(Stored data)
============================================================
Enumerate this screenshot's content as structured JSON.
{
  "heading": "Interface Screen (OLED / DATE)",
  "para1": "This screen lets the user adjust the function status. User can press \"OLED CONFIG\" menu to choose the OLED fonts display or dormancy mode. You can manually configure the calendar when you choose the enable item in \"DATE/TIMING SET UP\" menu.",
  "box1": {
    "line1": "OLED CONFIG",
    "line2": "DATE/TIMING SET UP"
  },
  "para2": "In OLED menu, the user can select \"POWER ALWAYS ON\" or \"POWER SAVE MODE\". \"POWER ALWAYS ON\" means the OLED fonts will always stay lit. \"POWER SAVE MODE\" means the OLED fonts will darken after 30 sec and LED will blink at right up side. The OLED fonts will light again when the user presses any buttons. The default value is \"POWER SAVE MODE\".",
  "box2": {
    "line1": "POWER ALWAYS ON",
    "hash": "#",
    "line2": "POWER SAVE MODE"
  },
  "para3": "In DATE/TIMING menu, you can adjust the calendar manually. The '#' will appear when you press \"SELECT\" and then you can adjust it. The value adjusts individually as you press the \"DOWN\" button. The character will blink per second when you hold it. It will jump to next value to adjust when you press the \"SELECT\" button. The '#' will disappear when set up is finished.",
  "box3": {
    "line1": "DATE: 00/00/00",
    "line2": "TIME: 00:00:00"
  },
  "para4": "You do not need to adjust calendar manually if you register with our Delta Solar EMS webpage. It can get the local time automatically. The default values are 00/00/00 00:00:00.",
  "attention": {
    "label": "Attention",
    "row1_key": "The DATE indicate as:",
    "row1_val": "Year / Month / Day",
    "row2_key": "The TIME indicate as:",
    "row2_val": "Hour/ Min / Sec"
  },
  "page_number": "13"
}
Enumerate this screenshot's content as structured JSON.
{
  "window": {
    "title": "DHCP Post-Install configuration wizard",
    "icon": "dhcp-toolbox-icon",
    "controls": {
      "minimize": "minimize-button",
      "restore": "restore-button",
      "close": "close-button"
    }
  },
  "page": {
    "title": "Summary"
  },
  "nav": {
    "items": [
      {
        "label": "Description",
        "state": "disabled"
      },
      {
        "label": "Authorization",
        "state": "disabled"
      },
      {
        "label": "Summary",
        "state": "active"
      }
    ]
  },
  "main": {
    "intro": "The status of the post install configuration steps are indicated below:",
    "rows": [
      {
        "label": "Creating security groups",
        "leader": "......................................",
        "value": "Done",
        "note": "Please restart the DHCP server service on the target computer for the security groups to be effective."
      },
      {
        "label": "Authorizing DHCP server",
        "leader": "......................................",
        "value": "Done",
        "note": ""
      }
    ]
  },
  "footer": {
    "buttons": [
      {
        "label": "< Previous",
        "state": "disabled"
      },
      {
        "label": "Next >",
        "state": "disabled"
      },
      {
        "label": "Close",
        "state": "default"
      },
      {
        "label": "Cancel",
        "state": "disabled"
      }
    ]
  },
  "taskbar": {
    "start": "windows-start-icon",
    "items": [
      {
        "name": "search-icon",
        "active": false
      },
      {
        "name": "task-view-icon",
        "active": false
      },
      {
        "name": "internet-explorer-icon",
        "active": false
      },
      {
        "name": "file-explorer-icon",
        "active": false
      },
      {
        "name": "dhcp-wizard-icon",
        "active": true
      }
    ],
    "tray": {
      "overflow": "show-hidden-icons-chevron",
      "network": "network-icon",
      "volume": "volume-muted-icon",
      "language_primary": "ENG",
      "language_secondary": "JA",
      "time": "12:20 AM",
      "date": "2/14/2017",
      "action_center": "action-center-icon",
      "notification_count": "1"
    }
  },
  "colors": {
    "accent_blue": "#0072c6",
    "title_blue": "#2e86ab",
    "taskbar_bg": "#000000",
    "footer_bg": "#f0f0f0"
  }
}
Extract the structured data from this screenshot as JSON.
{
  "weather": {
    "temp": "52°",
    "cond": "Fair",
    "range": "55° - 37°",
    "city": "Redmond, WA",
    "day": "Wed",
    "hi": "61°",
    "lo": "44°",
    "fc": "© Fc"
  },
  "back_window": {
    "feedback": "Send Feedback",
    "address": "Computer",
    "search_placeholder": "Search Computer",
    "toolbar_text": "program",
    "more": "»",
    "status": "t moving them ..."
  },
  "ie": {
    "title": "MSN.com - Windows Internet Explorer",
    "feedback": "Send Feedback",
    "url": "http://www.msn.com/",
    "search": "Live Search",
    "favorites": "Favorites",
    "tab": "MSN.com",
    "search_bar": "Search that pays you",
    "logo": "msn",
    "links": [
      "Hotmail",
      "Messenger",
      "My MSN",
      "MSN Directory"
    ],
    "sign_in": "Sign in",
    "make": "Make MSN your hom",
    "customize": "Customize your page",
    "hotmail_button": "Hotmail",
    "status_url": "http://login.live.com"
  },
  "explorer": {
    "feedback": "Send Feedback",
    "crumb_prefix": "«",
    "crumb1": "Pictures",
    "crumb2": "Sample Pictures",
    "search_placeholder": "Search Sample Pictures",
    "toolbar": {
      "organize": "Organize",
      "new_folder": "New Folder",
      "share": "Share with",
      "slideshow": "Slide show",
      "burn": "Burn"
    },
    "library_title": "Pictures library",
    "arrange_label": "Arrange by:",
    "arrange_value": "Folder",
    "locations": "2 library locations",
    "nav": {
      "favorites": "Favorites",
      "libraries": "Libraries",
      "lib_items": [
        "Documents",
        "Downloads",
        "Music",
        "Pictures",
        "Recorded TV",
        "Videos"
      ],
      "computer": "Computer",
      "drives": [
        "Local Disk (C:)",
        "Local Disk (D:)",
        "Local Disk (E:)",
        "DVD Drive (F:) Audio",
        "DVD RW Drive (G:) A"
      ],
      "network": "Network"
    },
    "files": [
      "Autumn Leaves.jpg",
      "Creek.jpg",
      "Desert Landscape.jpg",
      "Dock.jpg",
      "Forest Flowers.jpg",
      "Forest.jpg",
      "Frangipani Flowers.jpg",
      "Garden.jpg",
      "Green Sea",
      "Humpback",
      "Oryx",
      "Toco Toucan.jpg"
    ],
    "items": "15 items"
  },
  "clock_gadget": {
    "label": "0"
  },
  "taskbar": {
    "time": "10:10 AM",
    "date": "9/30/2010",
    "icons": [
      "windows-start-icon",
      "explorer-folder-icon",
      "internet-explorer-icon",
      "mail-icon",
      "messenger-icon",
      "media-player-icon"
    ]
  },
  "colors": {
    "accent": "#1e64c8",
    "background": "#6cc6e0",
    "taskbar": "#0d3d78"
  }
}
============================================================
> **Exercise**: Take every line above carrying "with" and return it.

> **Response for this exercise**:
  "para4": "You do not need to adjust calendar manually if you register with our Delta Solar EMS webpage. It can get the local time automatically. The default values are 00/00/00 00:00:00.",
      "share": "Share with",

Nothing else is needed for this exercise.